§ STATED PROBLEM
Repeat the material verbatim. Images are excluded from the copy.

--- Begin SUPPLIED RECORDS ---

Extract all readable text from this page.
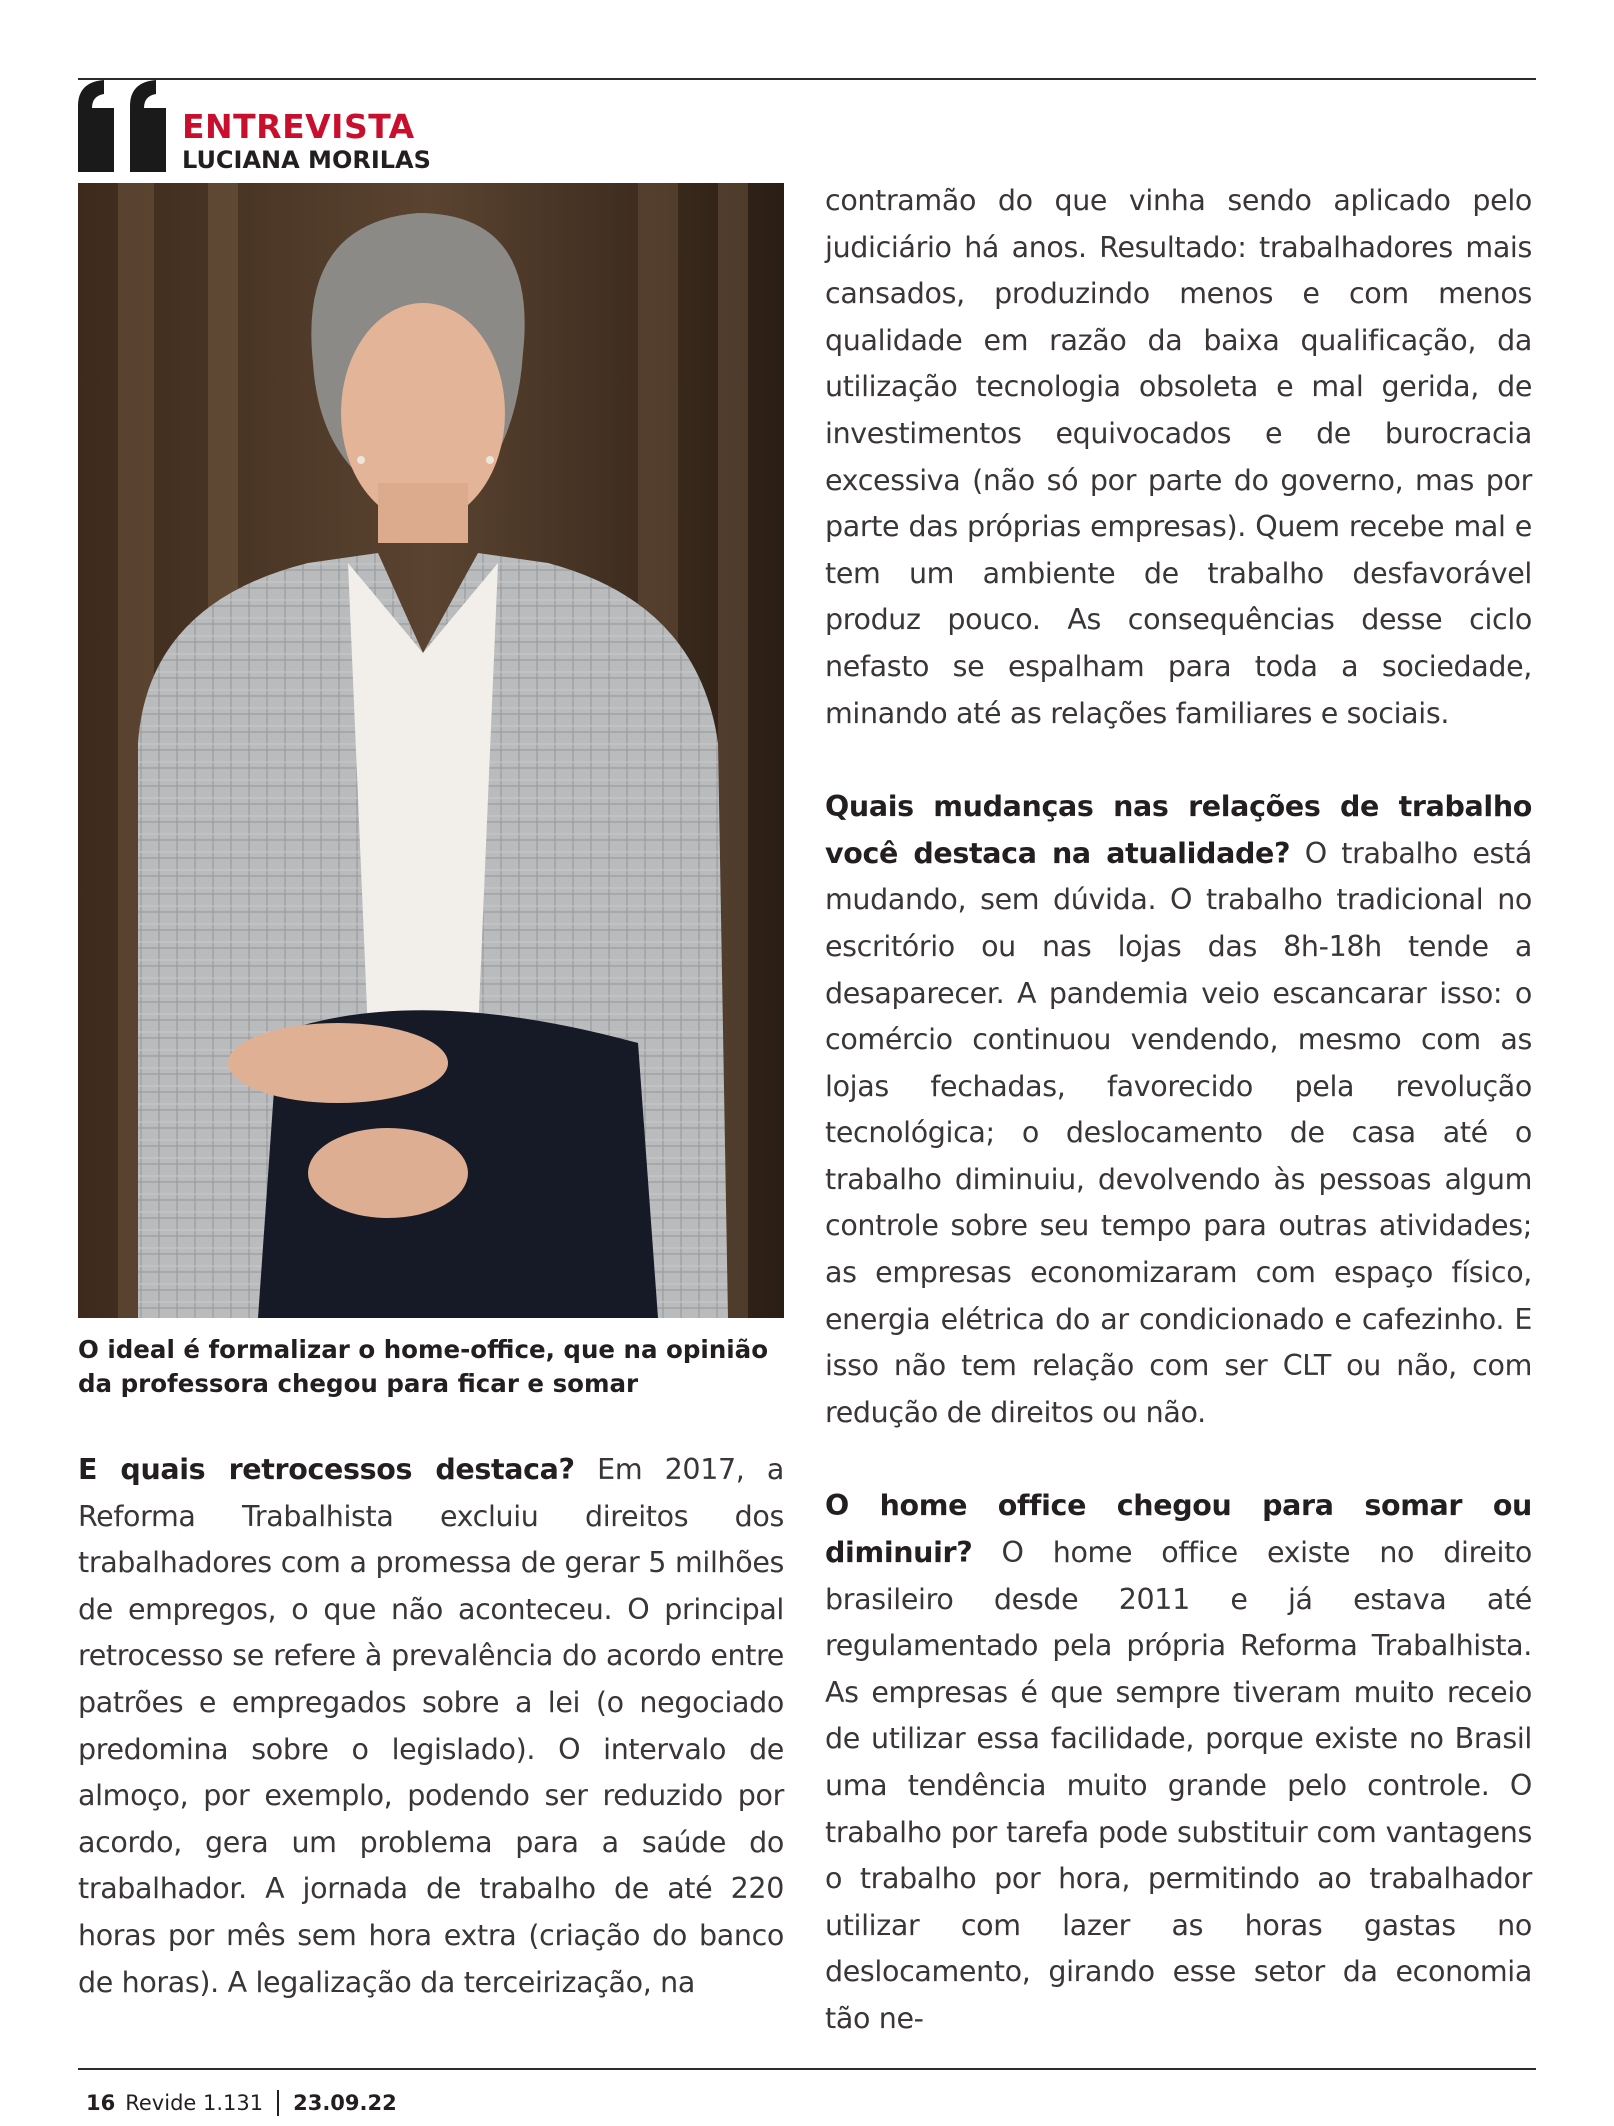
ENTREVISTA
LUCIANA MORILAS
O ideal é formalizar o home-office, que na opinião da professora chegou para ficar e somar

E quais retrocessos destaca? Em 2017, a Reforma Trabalhista excluiu direitos dos trabalhadores com a promessa de gerar 5 milhões de empregos, o que não aconteceu. O principal retrocesso se refere à prevalência do acordo entre patrões e empregados sobre a lei (o negociado predomina sobre o legislado). O intervalo de almoço, por exemplo, podendo ser reduzido por acordo, gera um problema para a saúde do trabalhador. A jornada de trabalho de até 220 horas por mês sem hora extra (criação do banco de horas). A legalização da terceirização, na

contramão do que vinha sendo aplicado pelo judiciário há anos. Resultado: trabalhadores mais cansados, produzindo menos e com menos qualidade em razão da baixa qualificação, da utilização tecnologia obsoleta e mal gerida, de investimentos equivocados e de burocracia excessiva (não só por parte do governo, mas por parte das próprias empresas). Quem recebe mal e tem um ambiente de trabalho desfavorável produz pouco. As consequências desse ciclo nefasto se espalham para toda a sociedade, minando até as relações familiares e sociais.

Quais mudanças nas relações de trabalho você destaca na atualidade? O trabalho está mudando, sem dúvida. O trabalho tradicional no escritório ou nas lojas das 8h-18h tende a desaparecer. A pandemia veio escancarar isso: o comércio continuou vendendo, mesmo com as lojas fechadas, favorecido pela revolução tecnológica; o deslocamento de casa até o trabalho diminuiu, devolvendo às pessoas algum controle sobre seu tempo para outras atividades; as empresas economizaram com espaço físico, energia elétrica do ar condicionado e cafezinho. E isso não tem relação com ser CLT ou não, com redução de direitos ou não.

O home office chegou para somar ou diminuir? O home office existe no direito brasileiro desde 2011 e já estava até regulamentado pela própria Reforma Trabalhista. As empresas é que sempre tiveram muito receio de utilizar essa facilidade, porque existe no Brasil uma tendência muito grande pelo controle. O trabalho por tarefa pode substituir com vantagens o trabalho por hora, permitindo ao trabalhador utilizar com lazer as horas gastas no deslocamento, girando esse setor da economia tão ne-

16 Revide 1.131 23.09.22
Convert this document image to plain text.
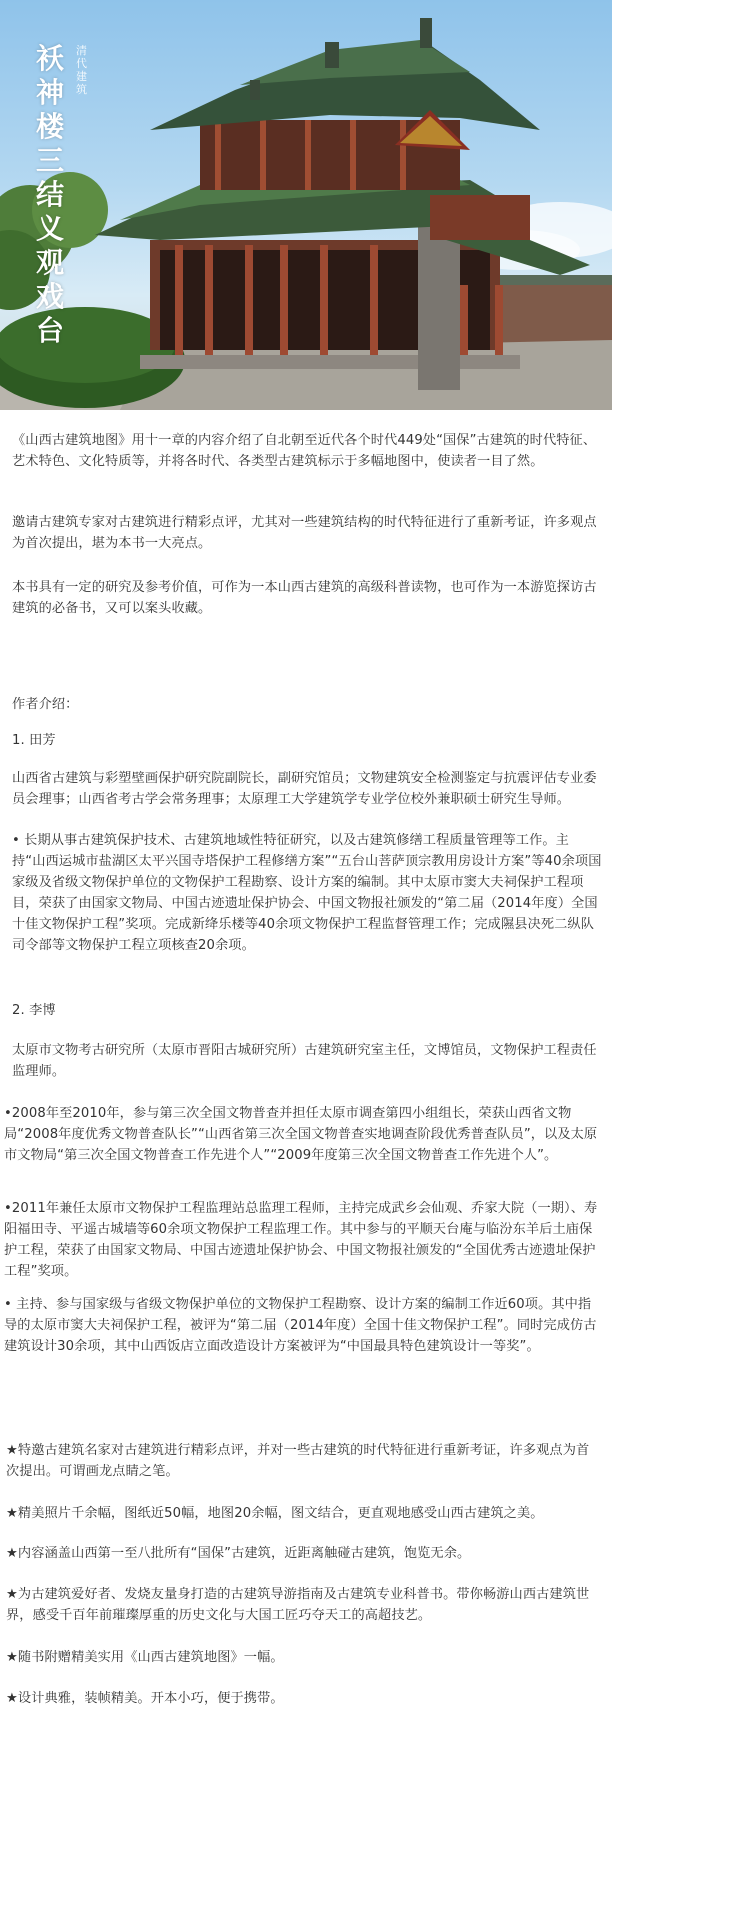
袄神楼三结义观戏台
清代建筑

《山西古建筑地图》用十一章的内容介绍了自北朝至近代各个时代449处“国保”古建筑的时代特征、艺术特色、文化特质等，并将各时代、各类型古建筑标示于多幅地图中，使读者一目了然。

邀请古建筑专家对古建筑进行精彩点评，尤其对一些建筑结构的时代特征进行了重新考证，许多观点为首次提出，堪为本书一大亮点。

本书具有一定的研究及参考价值，可作为一本山西古建筑的高级科普读物，也可作为一本游览探访古建筑的必备书，又可以案头收藏。

作者介绍：

1. 田芳

山西省古建筑与彩塑壁画保护研究院副院长，副研究馆员；文物建筑安全检测鉴定与抗震评估专业委员会理事；山西省考古学会常务理事；太原理工大学建筑学专业学位校外兼职硕士研究生导师。

• 长期从事古建筑保护技术、古建筑地域性特征研究，以及古建筑修缮工程质量管理等工作。主持“山西运城市盐湖区太平兴国寺塔保护工程修缮方案”“五台山菩萨顶宗教用房设计方案”等40余项国家级及省级文物保护单位的文物保护工程勘察、设计方案的编制。其中太原市窦大夫祠保护工程项目，荣获了由国家文物局、中国古迹遗址保护协会、中国文物报社颁发的“第二届（2014年度）全国十佳文物保护工程”奖项。完成新绛乐楼等40余项文物保护工程监督管理工作；完成隰县决死二纵队司令部等文物保护工程立项核查20余项。

2. 李博

太原市文物考古研究所（太原市晋阳古城研究所）古建筑研究室主任，文博馆员，文物保护工程责任监理师。

•2008年至2010年，参与第三次全国文物普查并担任太原市调查第四小组组长，荣获山西省文物局“2008年度优秀文物普查队长”“山西省第三次全国文物普查实地调查阶段优秀普查队员”，以及太原市文物局“第三次全国文物普查工作先进个人”“2009年度第三次全国文物普查工作先进个人”。

•2011年兼任太原市文物保护工程监理站总监理工程师，主持完成武乡会仙观、乔家大院（一期）、寿阳福田寺、平遥古城墙等60余项文物保护工程监理工作。其中参与的平顺天台庵与临汾东羊后土庙保护工程，荣获了由国家文物局、中国古迹遗址保护协会、中国文物报社颁发的“全国优秀古迹遗址保护工程”奖项。

• 主持、参与国家级与省级文物保护单位的文物保护工程勘察、设计方案的编制工作近60项。其中指导的太原市窦大夫祠保护工程，被评为“第二届（2014年度）全国十佳文物保护工程”。同时完成仿古建筑设计30余项，其中山西饭店立面改造设计方案被评为“中国最具特色建筑设计一等奖”。

★特邀古建筑名家对古建筑进行精彩点评，并对一些古建筑的时代特征进行重新考证，许多观点为首次提出。可谓画龙点睛之笔。

★精美照片千余幅，图纸近50幅，地图20余幅，图文结合，更直观地感受山西古建筑之美。

★内容涵盖山西第一至八批所有“国保”古建筑，近距离触碰古建筑，饱览无余。

★为古建筑爱好者、发烧友量身打造的古建筑导游指南及古建筑专业科普书。带你畅游山西古建筑世界，感受千百年前璀璨厚重的历史文化与大国工匠巧夺天工的高超技艺。

★随书附赠精美实用《山西古建筑地图》一幅。

★设计典雅，装帧精美。开本小巧，便于携带。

--- End SUPPLIED RECORDS ---

§ TASK OUTPUT
Extract all readable text from this page.
ENTREVISTA
LUCIANA MORILAS
O ideal é formalizar o home-office, que na opinião da professora chegou para ficar e somar

E quais retrocessos destaca? Em 2017, a Reforma Trabalhista excluiu direitos dos trabalhadores com a promessa de gerar 5 milhões de empregos, o que não aconteceu. O principal retrocesso se refere à prevalência do acordo entre patrões e empregados sobre a lei (o negociado predomina sobre o legislado). O intervalo de almoço, por exemplo, podendo ser reduzido por acordo, gera um problema para a saúde do trabalhador. A jornada de trabalho de até 220 horas por mês sem hora extra (criação do banco de horas). A legalização da terceirização, na

contramão do que vinha sendo aplicado pelo judiciário há anos. Resultado: trabalhadores mais cansados, produzindo menos e com menos qualidade em razão da baixa qualificação, da utilização tecnologia obsoleta e mal gerida, de investimentos equivocados e de burocracia excessiva (não só por parte do governo, mas por parte das próprias empresas). Quem recebe mal e tem um ambiente de trabalho desfavorável produz pouco. As consequências desse ciclo nefasto se espalham para toda a sociedade, minando até as relações familiares e sociais.

Quais mudanças nas relações de trabalho você destaca na atualidade? O trabalho está mudando, sem dúvida. O trabalho tradicional no escritório ou nas lojas das 8h-18h tende a desaparecer. A pandemia veio escancarar isso: o comércio continuou vendendo, mesmo com as lojas fechadas, favorecido pela revolução tecnológica; o deslocamento de casa até o trabalho diminuiu, devolvendo às pessoas algum controle sobre seu tempo para outras atividades; as empresas economizaram com espaço físico, energia elétrica do ar condicionado e cafezinho. E isso não tem relação com ser CLT ou não, com redução de direitos ou não.

O home office chegou para somar ou diminuir? O home office existe no direito brasileiro desde 2011 e já estava até regulamentado pela própria Reforma Trabalhista. As empresas é que sempre tiveram muito receio de utilizar essa facilidade, porque existe no Brasil uma tendência muito grande pelo controle. O trabalho por tarefa pode substituir com vantagens o trabalho por hora, permitindo ao trabalhador utilizar com lazer as horas gastas no deslocamento, girando esse setor da economia tão ne-

16 Revide 1.131 23.09.22
Convert this document image to plain text.
袄神楼三结义观戏台
清代建筑

《山西古建筑地图》用十一章的内容介绍了自北朝至近代各个时代449处“国保”古建筑的时代特征、艺术特色、文化特质等，并将各时代、各类型古建筑标示于多幅地图中，使读者一目了然。

邀请古建筑专家对古建筑进行精彩点评，尤其对一些建筑结构的时代特征进行了重新考证，许多观点为首次提出，堪为本书一大亮点。

本书具有一定的研究及参考价值，可作为一本山西古建筑的高级科普读物，也可作为一本游览探访古建筑的必备书，又可以案头收藏。

作者介绍：

1. 田芳

山西省古建筑与彩塑壁画保护研究院副院长，副研究馆员；文物建筑安全检测鉴定与抗震评估专业委员会理事；山西省考古学会常务理事；太原理工大学建筑学专业学位校外兼职硕士研究生导师。

• 长期从事古建筑保护技术、古建筑地域性特征研究，以及古建筑修缮工程质量管理等工作。主持“山西运城市盐湖区太平兴国寺塔保护工程修缮方案”“五台山菩萨顶宗教用房设计方案”等40余项国家级及省级文物保护单位的文物保护工程勘察、设计方案的编制。其中太原市窦大夫祠保护工程项目，荣获了由国家文物局、中国古迹遗址保护协会、中国文物报社颁发的“第二届（2014年度）全国十佳文物保护工程”奖项。完成新绛乐楼等40余项文物保护工程监督管理工作；完成隰县决死二纵队司令部等文物保护工程立项核查20余项。

2. 李博

太原市文物考古研究所（太原市晋阳古城研究所）古建筑研究室主任，文博馆员，文物保护工程责任监理师。

•2008年至2010年，参与第三次全国文物普查并担任太原市调查第四小组组长，荣获山西省文物局“2008年度优秀文物普查队长”“山西省第三次全国文物普查实地调查阶段优秀普查队员”，以及太原市文物局“第三次全国文物普查工作先进个人”“2009年度第三次全国文物普查工作先进个人”。

•2011年兼任太原市文物保护工程监理站总监理工程师，主持完成武乡会仙观、乔家大院（一期）、寿阳福田寺、平遥古城墙等60余项文物保护工程监理工作。其中参与的平顺天台庵与临汾东羊后土庙保护工程，荣获了由国家文物局、中国古迹遗址保护协会、中国文物报社颁发的“全国优秀古迹遗址保护工程”奖项。

• 主持、参与国家级与省级文物保护单位的文物保护工程勘察、设计方案的编制工作近60项。其中指导的太原市窦大夫祠保护工程，被评为“第二届（2014年度）全国十佳文物保护工程”。同时完成仿古建筑设计30余项，其中山西饭店立面改造设计方案被评为“中国最具特色建筑设计一等奖”。

★特邀古建筑名家对古建筑进行精彩点评，并对一些古建筑的时代特征进行重新考证，许多观点为首次提出。可谓画龙点睛之笔。

★精美照片千余幅，图纸近50幅，地图20余幅，图文结合，更直观地感受山西古建筑之美。

★内容涵盖山西第一至八批所有“国保”古建筑，近距离触碰古建筑，饱览无余。

★为古建筑爱好者、发烧友量身打造的古建筑导游指南及古建筑专业科普书。带你畅游山西古建筑世界，感受千百年前璀璨厚重的历史文化与大国工匠巧夺天工的高超技艺。

★随书附赠精美实用《山西古建筑地图》一幅。

★设计典雅，装帧精美。开本小巧，便于携带。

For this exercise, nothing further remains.